[Data listing]
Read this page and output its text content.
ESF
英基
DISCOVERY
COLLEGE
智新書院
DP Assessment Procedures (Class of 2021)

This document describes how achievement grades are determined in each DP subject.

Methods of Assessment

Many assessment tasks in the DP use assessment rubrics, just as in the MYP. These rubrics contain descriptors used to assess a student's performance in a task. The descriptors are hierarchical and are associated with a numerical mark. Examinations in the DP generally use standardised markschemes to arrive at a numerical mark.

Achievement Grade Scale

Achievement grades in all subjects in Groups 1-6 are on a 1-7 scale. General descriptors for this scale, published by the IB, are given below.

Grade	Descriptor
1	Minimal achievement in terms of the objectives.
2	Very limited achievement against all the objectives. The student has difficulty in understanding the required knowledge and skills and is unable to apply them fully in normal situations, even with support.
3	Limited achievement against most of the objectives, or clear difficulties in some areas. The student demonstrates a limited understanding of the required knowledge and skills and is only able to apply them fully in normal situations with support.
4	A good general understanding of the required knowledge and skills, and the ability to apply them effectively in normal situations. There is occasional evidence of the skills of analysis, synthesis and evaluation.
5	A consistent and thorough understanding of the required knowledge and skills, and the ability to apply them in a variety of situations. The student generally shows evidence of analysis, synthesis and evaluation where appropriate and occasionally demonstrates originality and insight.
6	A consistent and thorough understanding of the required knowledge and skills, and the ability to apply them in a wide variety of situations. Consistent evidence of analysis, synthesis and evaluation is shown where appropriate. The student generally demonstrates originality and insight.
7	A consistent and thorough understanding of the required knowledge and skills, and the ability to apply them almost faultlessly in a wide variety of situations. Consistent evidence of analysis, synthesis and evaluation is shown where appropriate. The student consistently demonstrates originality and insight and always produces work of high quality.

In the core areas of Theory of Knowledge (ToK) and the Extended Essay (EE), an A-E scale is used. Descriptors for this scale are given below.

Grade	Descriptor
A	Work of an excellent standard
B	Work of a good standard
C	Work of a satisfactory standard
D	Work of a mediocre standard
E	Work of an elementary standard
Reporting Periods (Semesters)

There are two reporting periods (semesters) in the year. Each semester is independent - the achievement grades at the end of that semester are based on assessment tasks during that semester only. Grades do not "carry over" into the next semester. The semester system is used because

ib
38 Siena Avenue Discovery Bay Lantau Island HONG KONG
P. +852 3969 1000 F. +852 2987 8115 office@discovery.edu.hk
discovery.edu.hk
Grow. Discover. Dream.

_Aim of the task_: Identify and list each line with the word "good".

_Result_:
4	A good general understanding of the required knowledge and skills, and the ability to apply them effectively in normal situations. There is occasional evidence of the skills of analysis, synthesis and evaluation.
B	Work of a good standard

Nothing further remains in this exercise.